(Saved entries)
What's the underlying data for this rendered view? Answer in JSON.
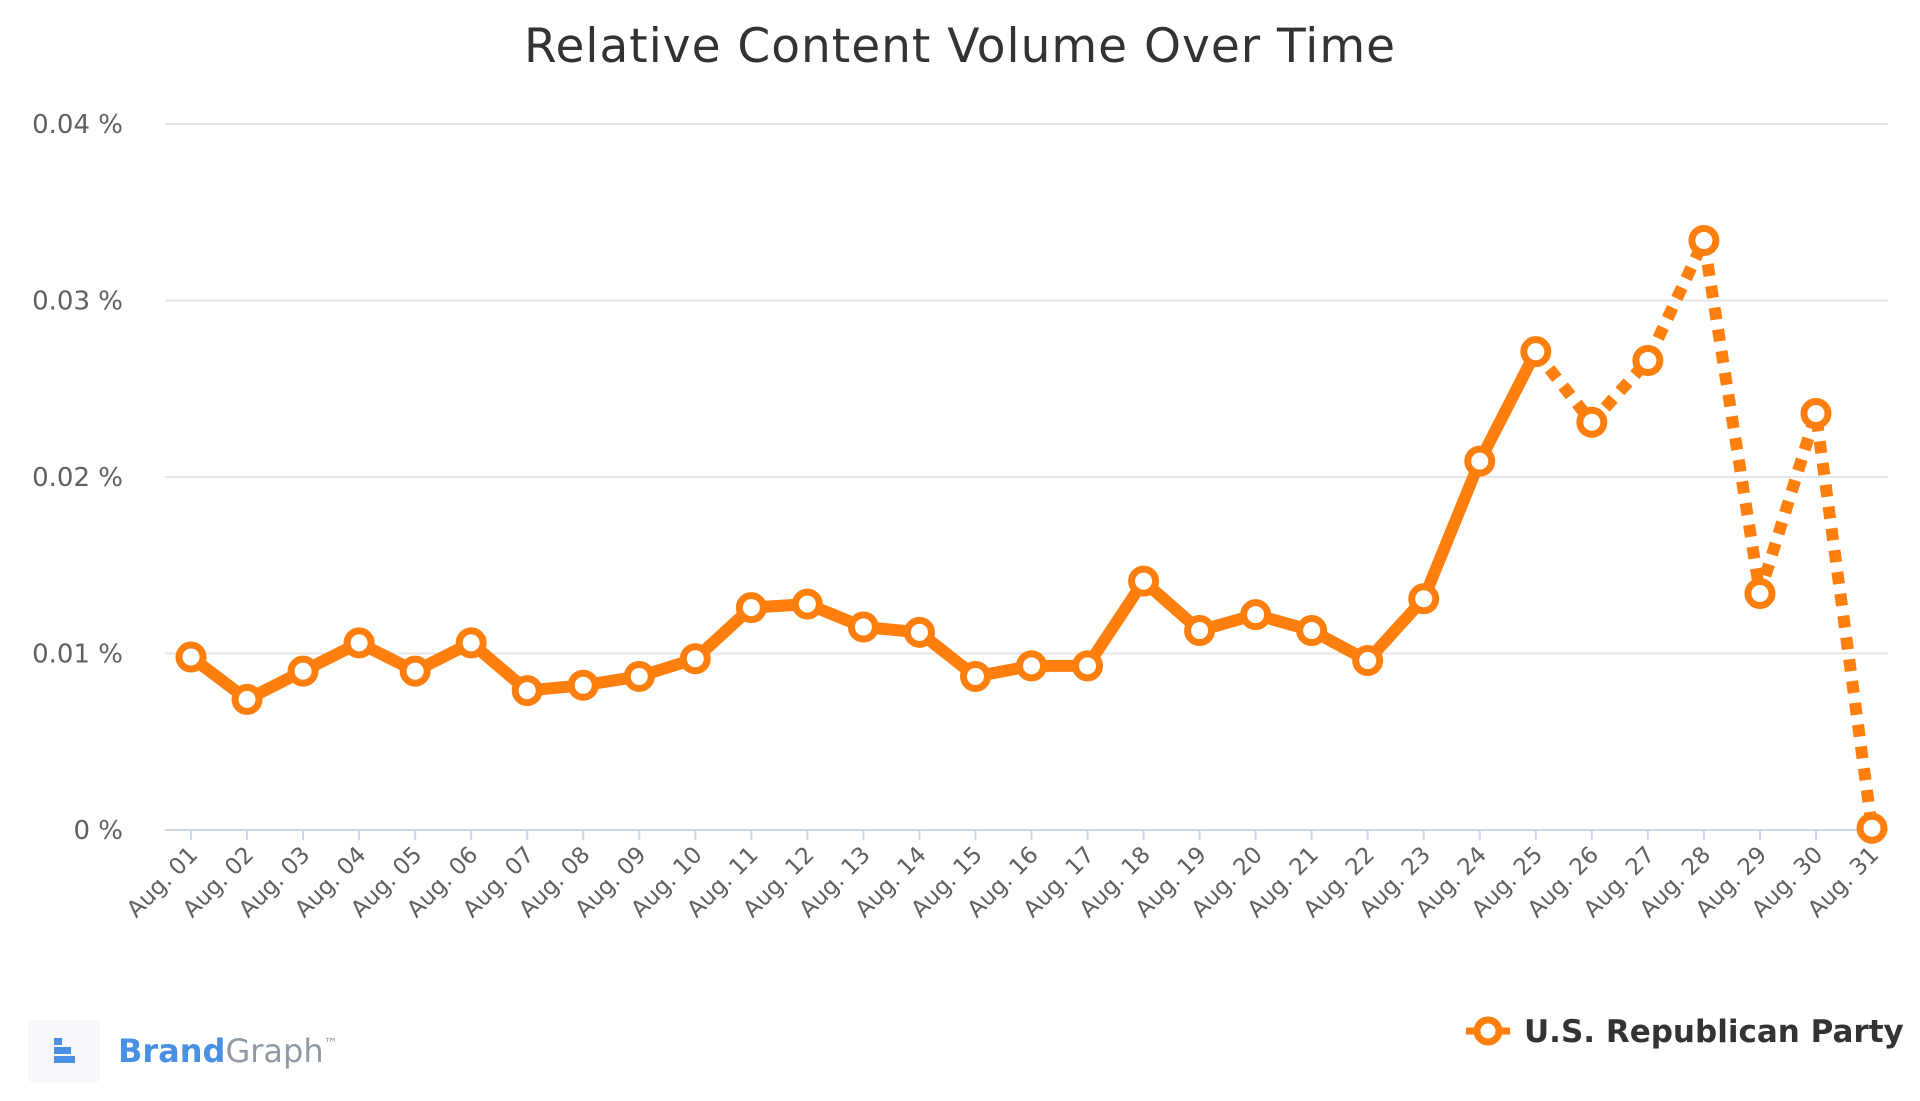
{
  "chart_data": {
    "type": "line",
    "title": "Relative Content Volume Over Time",
    "xlabel": "",
    "ylabel": "",
    "categories": [
      "Aug. 01",
      "Aug. 02",
      "Aug. 03",
      "Aug. 04",
      "Aug. 05",
      "Aug. 06",
      "Aug. 07",
      "Aug. 08",
      "Aug. 09",
      "Aug. 10",
      "Aug. 11",
      "Aug. 12",
      "Aug. 13",
      "Aug. 14",
      "Aug. 15",
      "Aug. 16",
      "Aug. 17",
      "Aug. 18",
      "Aug. 19",
      "Aug. 20",
      "Aug. 21",
      "Aug. 22",
      "Aug. 23",
      "Aug. 24",
      "Aug. 25",
      "Aug. 26",
      "Aug. 27",
      "Aug. 28",
      "Aug. 29",
      "Aug. 30",
      "Aug. 31"
    ],
    "y_ticks": [
      0,
      0.01,
      0.02,
      0.03,
      0.04
    ],
    "y_tick_labels": [
      "0 %",
      "0.01 %",
      "0.02 %",
      "0.03 %",
      "0.04 %"
    ],
    "ylim": [
      0,
      0.04
    ],
    "grid": true,
    "legend_position": "bottom-right",
    "series": [
      {
        "name": "U.S. Republican Party",
        "color": "#ff7f0e",
        "values": [
          0.0098,
          0.0074,
          0.009,
          0.0106,
          0.009,
          0.0106,
          0.0079,
          0.0082,
          0.0087,
          0.0097,
          0.0126,
          0.0128,
          0.0115,
          0.0112,
          0.0087,
          0.0093,
          0.0093,
          0.0141,
          0.0113,
          0.0122,
          0.0113,
          0.0096,
          0.0131,
          0.0209,
          0.0271,
          0.0231,
          0.0266,
          0.0334,
          0.0134,
          0.0236,
          0.0001
        ],
        "solid_until_index": 24,
        "dashed_after": true
      }
    ]
  },
  "brand": {
    "name_part1": "Brand",
    "name_part2": "Graph",
    "trademark": "™",
    "color_primary": "#4a90e2",
    "color_secondary": "#8f9aa6",
    "icon": "brandgraph-logo-icon"
  },
  "colors": {
    "grid": "#e6e6e6",
    "axis": "#ccd6eb",
    "series": "#ff7f0e"
  }
}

EXERCISE BRIEF
Each line above is to be copied verbatim. Drop any image from the copy.

SOLUTION
What's the underlying data for this rendered view? Answer in JSON.
{
  "chart_data": {
    "type": "line",
    "title": "Relative Content Volume Over Time",
    "xlabel": "",
    "ylabel": "",
    "categories": [
      "Aug. 01",
      "Aug. 02",
      "Aug. 03",
      "Aug. 04",
      "Aug. 05",
      "Aug. 06",
      "Aug. 07",
      "Aug. 08",
      "Aug. 09",
      "Aug. 10",
      "Aug. 11",
      "Aug. 12",
      "Aug. 13",
      "Aug. 14",
      "Aug. 15",
      "Aug. 16",
      "Aug. 17",
      "Aug. 18",
      "Aug. 19",
      "Aug. 20",
      "Aug. 21",
      "Aug. 22",
      "Aug. 23",
      "Aug. 24",
      "Aug. 25",
      "Aug. 26",
      "Aug. 27",
      "Aug. 28",
      "Aug. 29",
      "Aug. 30",
      "Aug. 31"
    ],
    "y_ticks": [
      0,
      0.01,
      0.02,
      0.03,
      0.04
    ],
    "y_tick_labels": [
      "0 %",
      "0.01 %",
      "0.02 %",
      "0.03 %",
      "0.04 %"
    ],
    "ylim": [
      0,
      0.04
    ],
    "grid": true,
    "legend_position": "bottom-right",
    "series": [
      {
        "name": "U.S. Republican Party",
        "color": "#ff7f0e",
        "values": [
          0.0098,
          0.0074,
          0.009,
          0.0106,
          0.009,
          0.0106,
          0.0079,
          0.0082,
          0.0087,
          0.0097,
          0.0126,
          0.0128,
          0.0115,
          0.0112,
          0.0087,
          0.0093,
          0.0093,
          0.0141,
          0.0113,
          0.0122,
          0.0113,
          0.0096,
          0.0131,
          0.0209,
          0.0271,
          0.0231,
          0.0266,
          0.0334,
          0.0134,
          0.0236,
          0.0001
        ],
        "solid_until_index": 24,
        "dashed_after": true
      }
    ]
  },
  "brand": {
    "name_part1": "Brand",
    "name_part2": "Graph",
    "trademark": "™",
    "color_primary": "#4a90e2",
    "color_secondary": "#8f9aa6",
    "icon": "brandgraph-logo-icon"
  },
  "colors": {
    "grid": "#e6e6e6",
    "axis": "#ccd6eb",
    "series": "#ff7f0e"
  }
}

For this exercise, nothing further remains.